** start of DATA PROVIDED **

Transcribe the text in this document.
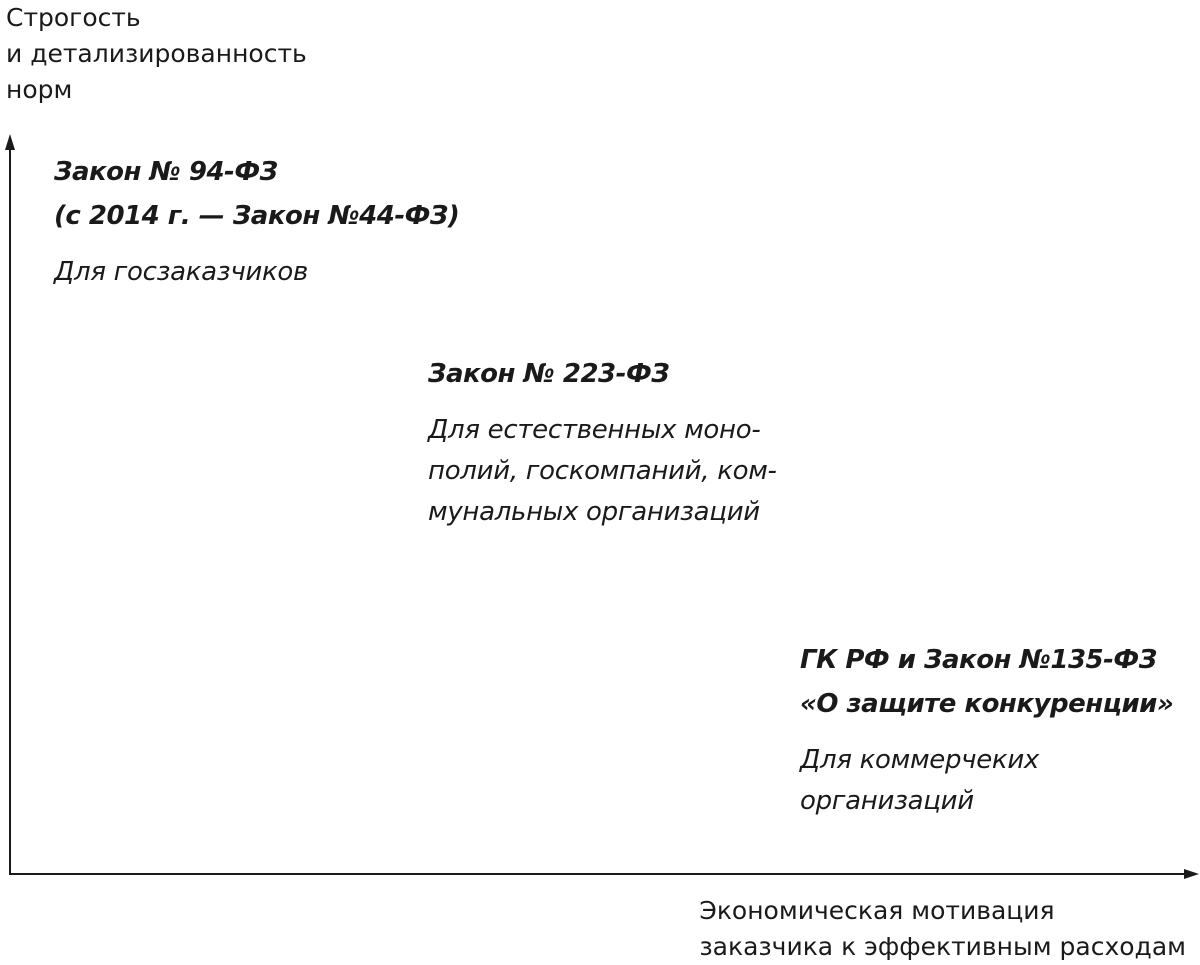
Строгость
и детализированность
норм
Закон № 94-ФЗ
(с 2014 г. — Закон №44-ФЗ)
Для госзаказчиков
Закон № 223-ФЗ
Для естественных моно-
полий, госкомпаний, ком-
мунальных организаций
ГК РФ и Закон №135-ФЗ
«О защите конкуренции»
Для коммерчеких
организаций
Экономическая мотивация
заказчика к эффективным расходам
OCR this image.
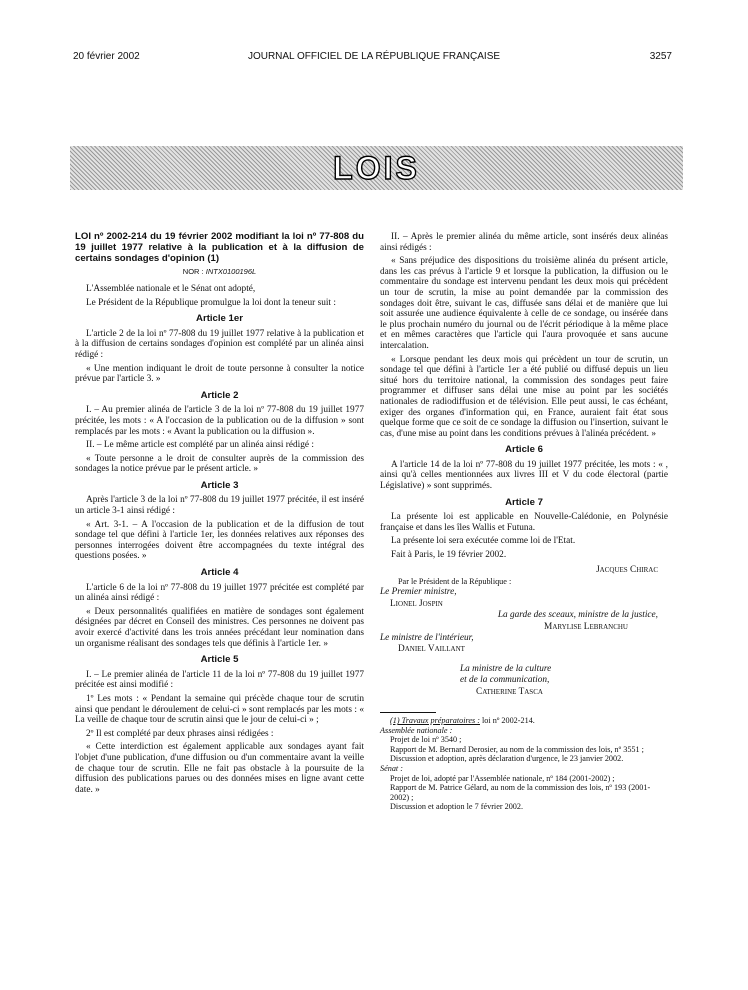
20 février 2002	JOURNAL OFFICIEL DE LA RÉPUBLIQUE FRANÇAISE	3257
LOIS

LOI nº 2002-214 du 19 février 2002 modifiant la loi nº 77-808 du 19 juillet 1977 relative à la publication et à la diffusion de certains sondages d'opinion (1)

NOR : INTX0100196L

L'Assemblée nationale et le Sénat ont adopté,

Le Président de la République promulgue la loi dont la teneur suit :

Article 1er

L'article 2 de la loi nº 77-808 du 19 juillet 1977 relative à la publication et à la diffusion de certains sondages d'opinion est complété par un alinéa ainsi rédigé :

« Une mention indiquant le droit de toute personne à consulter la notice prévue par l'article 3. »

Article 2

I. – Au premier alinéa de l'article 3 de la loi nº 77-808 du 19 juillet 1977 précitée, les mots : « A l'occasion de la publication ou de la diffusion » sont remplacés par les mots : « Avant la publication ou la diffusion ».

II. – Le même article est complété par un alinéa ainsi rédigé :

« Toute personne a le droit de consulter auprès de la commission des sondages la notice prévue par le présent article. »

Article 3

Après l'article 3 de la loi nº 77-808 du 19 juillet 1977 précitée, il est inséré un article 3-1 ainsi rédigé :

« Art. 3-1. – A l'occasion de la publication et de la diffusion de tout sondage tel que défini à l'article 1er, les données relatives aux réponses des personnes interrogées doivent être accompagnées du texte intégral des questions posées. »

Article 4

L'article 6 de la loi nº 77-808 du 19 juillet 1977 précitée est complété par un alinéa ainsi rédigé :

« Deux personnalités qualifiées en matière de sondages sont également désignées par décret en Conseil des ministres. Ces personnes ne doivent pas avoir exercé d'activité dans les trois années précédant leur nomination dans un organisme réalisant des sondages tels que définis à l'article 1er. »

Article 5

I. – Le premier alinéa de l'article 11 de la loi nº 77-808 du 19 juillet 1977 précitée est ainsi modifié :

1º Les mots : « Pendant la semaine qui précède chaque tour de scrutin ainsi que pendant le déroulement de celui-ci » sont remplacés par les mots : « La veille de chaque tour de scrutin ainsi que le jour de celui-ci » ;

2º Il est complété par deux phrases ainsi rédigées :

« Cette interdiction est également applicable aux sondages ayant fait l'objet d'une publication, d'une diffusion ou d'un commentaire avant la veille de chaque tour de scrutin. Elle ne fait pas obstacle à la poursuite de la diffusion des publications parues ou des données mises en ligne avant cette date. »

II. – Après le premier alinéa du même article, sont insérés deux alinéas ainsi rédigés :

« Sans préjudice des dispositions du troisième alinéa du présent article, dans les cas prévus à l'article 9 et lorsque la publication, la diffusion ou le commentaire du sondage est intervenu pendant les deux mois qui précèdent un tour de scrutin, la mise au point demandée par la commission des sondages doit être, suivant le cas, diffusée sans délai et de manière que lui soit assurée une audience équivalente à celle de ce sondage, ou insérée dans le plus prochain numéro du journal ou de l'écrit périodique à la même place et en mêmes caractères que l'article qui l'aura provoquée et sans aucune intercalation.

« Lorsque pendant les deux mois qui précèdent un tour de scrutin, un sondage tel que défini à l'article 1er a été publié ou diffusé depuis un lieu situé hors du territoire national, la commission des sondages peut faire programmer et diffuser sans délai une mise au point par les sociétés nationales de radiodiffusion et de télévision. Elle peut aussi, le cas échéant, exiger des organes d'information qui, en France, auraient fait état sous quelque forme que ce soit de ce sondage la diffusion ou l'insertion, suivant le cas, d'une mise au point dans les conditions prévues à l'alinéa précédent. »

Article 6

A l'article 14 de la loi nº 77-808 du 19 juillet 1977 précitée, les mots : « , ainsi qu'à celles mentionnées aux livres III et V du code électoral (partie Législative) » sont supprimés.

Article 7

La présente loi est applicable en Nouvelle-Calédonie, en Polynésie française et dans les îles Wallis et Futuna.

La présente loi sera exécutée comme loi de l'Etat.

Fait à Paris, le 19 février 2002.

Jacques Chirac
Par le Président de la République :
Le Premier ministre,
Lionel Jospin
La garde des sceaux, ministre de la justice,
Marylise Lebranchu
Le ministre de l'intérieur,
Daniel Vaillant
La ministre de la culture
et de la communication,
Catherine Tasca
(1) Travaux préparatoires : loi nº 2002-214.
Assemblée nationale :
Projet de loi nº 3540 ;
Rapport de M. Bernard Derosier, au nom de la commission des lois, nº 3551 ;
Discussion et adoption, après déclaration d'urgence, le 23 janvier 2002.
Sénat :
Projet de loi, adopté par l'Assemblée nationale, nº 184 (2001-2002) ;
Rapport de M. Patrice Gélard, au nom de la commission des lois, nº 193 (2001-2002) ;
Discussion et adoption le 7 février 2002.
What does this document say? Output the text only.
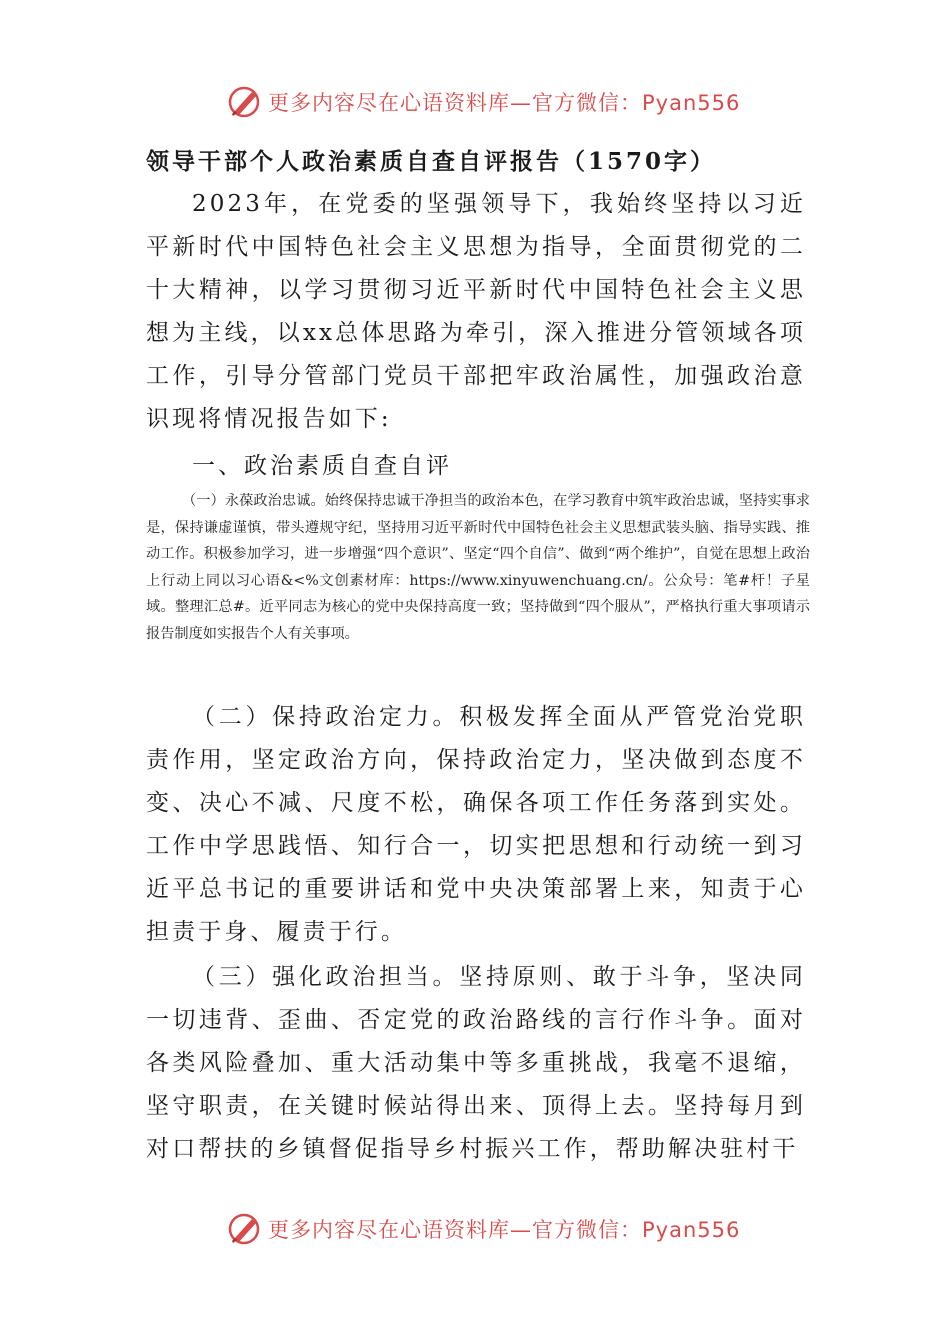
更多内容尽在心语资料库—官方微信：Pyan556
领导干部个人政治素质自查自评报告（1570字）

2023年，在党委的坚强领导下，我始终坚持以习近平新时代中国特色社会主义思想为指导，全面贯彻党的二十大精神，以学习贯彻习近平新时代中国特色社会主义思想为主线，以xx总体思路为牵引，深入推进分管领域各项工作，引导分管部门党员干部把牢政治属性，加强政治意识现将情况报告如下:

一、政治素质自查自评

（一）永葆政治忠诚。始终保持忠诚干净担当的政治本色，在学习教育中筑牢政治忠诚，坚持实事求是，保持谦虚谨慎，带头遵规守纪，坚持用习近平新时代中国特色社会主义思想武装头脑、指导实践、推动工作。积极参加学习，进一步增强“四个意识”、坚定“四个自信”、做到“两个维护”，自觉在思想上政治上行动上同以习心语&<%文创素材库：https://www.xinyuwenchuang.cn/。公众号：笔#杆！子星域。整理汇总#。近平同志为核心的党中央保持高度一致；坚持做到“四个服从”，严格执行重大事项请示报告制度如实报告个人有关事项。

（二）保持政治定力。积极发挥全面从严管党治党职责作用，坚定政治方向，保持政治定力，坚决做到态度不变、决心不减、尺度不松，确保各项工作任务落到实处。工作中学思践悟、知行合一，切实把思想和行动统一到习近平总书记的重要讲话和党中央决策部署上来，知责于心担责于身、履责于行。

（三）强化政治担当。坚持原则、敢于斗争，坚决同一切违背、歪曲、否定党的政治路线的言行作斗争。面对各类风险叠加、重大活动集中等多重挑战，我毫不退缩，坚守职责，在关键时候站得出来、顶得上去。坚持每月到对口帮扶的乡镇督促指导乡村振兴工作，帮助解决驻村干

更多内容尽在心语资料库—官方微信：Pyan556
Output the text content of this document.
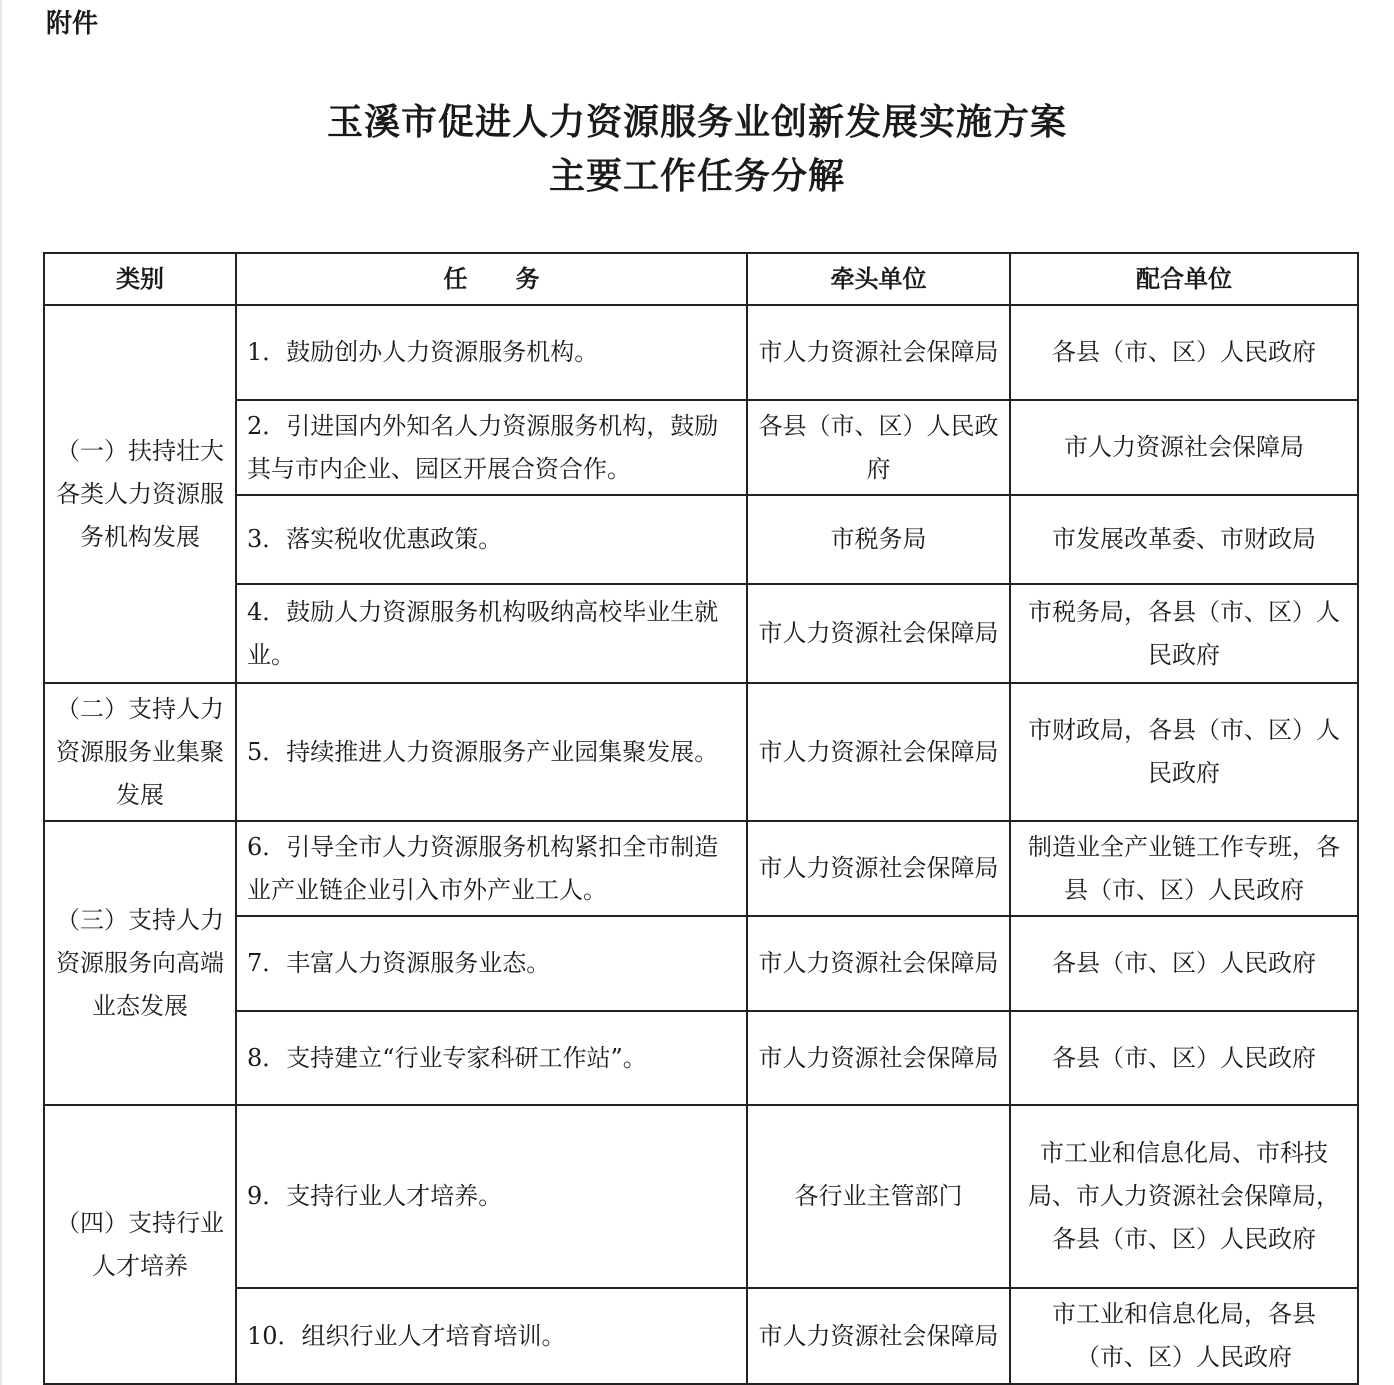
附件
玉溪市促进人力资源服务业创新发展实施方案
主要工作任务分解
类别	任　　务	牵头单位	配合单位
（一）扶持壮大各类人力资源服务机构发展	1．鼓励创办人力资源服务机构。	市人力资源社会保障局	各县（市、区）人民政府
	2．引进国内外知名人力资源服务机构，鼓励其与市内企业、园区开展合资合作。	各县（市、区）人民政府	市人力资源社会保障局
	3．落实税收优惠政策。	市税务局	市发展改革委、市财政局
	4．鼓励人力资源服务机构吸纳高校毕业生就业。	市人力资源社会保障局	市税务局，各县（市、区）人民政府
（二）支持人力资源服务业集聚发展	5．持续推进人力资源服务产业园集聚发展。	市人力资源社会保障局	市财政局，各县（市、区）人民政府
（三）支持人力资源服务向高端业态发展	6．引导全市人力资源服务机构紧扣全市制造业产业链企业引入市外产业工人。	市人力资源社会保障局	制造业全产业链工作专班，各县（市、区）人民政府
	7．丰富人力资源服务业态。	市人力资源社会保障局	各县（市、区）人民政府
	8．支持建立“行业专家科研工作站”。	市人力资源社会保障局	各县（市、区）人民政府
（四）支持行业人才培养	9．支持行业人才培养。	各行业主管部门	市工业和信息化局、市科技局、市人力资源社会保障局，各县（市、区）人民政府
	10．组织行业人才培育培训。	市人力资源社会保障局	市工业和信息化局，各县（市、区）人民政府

** end of DATA PROVIDED **

* THE EXERCISE
Copy each line of the listing in which the word "Discussion" can be found.

* FINISHED ANSWER
Discussion et adoption, après déclaration d'urgence, le 23 janvier 2002.
Discussion et adoption le 7 février 2002.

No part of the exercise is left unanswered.